Exercise requirements:
Below are records to transcribe exactly, without their pictures.

Excerpted records:
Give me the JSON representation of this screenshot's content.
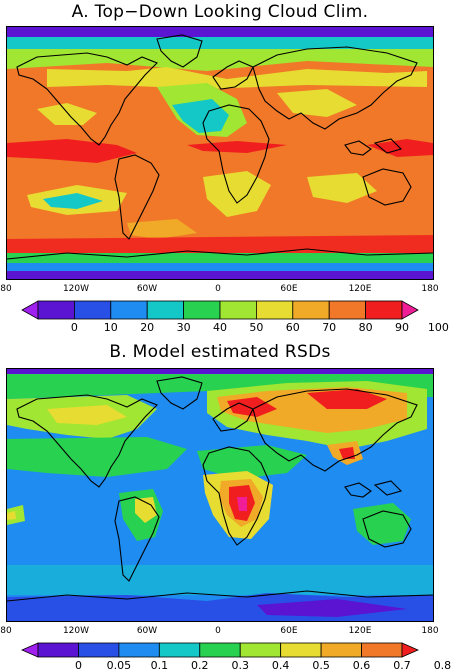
{
  "panels": [
    {
      "title": "A. Top−Down Looking Cloud Clim.",
      "x_tick_labels": [
        "80",
        "120W",
        "60W",
        "0",
        "60E",
        "120E",
        "180"
      ],
      "colorbar": {
        "labels": [
          "0",
          "10",
          "20",
          "30",
          "40",
          "50",
          "60",
          "70",
          "80",
          "90",
          "100"
        ],
        "colors": [
          "#a020f0",
          "#5a14d2",
          "#2850e6",
          "#1e8cf0",
          "#14c8c8",
          "#28d250",
          "#a0e632",
          "#e6dc32",
          "#f0aa28",
          "#f07828",
          "#f01e1e",
          "#f01e96"
        ]
      }
    },
    {
      "title": "B. Model estimated RSDs",
      "x_tick_labels": [
        "80",
        "120W",
        "60W",
        "0",
        "60E",
        "120E",
        "180"
      ],
      "colorbar": {
        "labels": [
          "0",
          "0.05",
          "0.1",
          "0.2",
          "0.3",
          "0.4",
          "0.5",
          "0.6",
          "0.7",
          "0.8"
        ],
        "colors": [
          "#a020f0",
          "#5a14d2",
          "#2850e6",
          "#1e8cf0",
          "#14c8c8",
          "#28d250",
          "#a0e632",
          "#e6dc32",
          "#f0aa28",
          "#f07828",
          "#f01e1e"
        ]
      }
    }
  ],
  "chart_data": [
    {
      "type": "heatmap",
      "title": "A. Top−Down Looking Cloud Clim.",
      "x_ticks": [
        "80",
        "120W",
        "60W",
        "0",
        "60E",
        "120E",
        "180"
      ],
      "color_levels": [
        0,
        10,
        20,
        30,
        40,
        50,
        60,
        70,
        80,
        90,
        100
      ],
      "color_scale": "purple-blue-cyan-green-yellow-orange-red-magenta",
      "legend_placement": "bottom"
    },
    {
      "type": "heatmap",
      "title": "B. Model estimated RSDs",
      "x_ticks": [
        "80",
        "120W",
        "60W",
        "0",
        "60E",
        "120E",
        "180"
      ],
      "color_levels": [
        0,
        0.05,
        0.1,
        0.2,
        0.3,
        0.4,
        0.5,
        0.6,
        0.7,
        0.8
      ],
      "color_scale": "purple-blue-cyan-green-yellow-orange-red-magenta",
      "legend_placement": "bottom"
    }
  ]
}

Reply:
Give me the JSON representation of this screenshot's content.
{
  "panels": [
    {
      "title": "A. Top−Down Looking Cloud Clim.",
      "x_tick_labels": [
        "80",
        "120W",
        "60W",
        "0",
        "60E",
        "120E",
        "180"
      ],
      "colorbar": {
        "labels": [
          "0",
          "10",
          "20",
          "30",
          "40",
          "50",
          "60",
          "70",
          "80",
          "90",
          "100"
        ],
        "colors": [
          "#a020f0",
          "#5a14d2",
          "#2850e6",
          "#1e8cf0",
          "#14c8c8",
          "#28d250",
          "#a0e632",
          "#e6dc32",
          "#f0aa28",
          "#f07828",
          "#f01e1e",
          "#f01e96"
        ]
      }
    },
    {
      "title": "B. Model estimated RSDs",
      "x_tick_labels": [
        "80",
        "120W",
        "60W",
        "0",
        "60E",
        "120E",
        "180"
      ],
      "colorbar": {
        "labels": [
          "0",
          "0.05",
          "0.1",
          "0.2",
          "0.3",
          "0.4",
          "0.5",
          "0.6",
          "0.7",
          "0.8"
        ],
        "colors": [
          "#a020f0",
          "#5a14d2",
          "#2850e6",
          "#1e8cf0",
          "#14c8c8",
          "#28d250",
          "#a0e632",
          "#e6dc32",
          "#f0aa28",
          "#f07828",
          "#f01e1e"
        ]
      }
    }
  ],
  "chart_data": [
    {
      "type": "heatmap",
      "title": "A. Top−Down Looking Cloud Clim.",
      "x_ticks": [
        "80",
        "120W",
        "60W",
        "0",
        "60E",
        "120E",
        "180"
      ],
      "color_levels": [
        0,
        10,
        20,
        30,
        40,
        50,
        60,
        70,
        80,
        90,
        100
      ],
      "color_scale": "purple-blue-cyan-green-yellow-orange-red-magenta",
      "legend_placement": "bottom"
    },
    {
      "type": "heatmap",
      "title": "B. Model estimated RSDs",
      "x_ticks": [
        "80",
        "120W",
        "60W",
        "0",
        "60E",
        "120E",
        "180"
      ],
      "color_levels": [
        0,
        0.05,
        0.1,
        0.2,
        0.3,
        0.4,
        0.5,
        0.6,
        0.7,
        0.8
      ],
      "color_scale": "purple-blue-cyan-green-yellow-orange-red-magenta",
      "legend_placement": "bottom"
    }
  ]
}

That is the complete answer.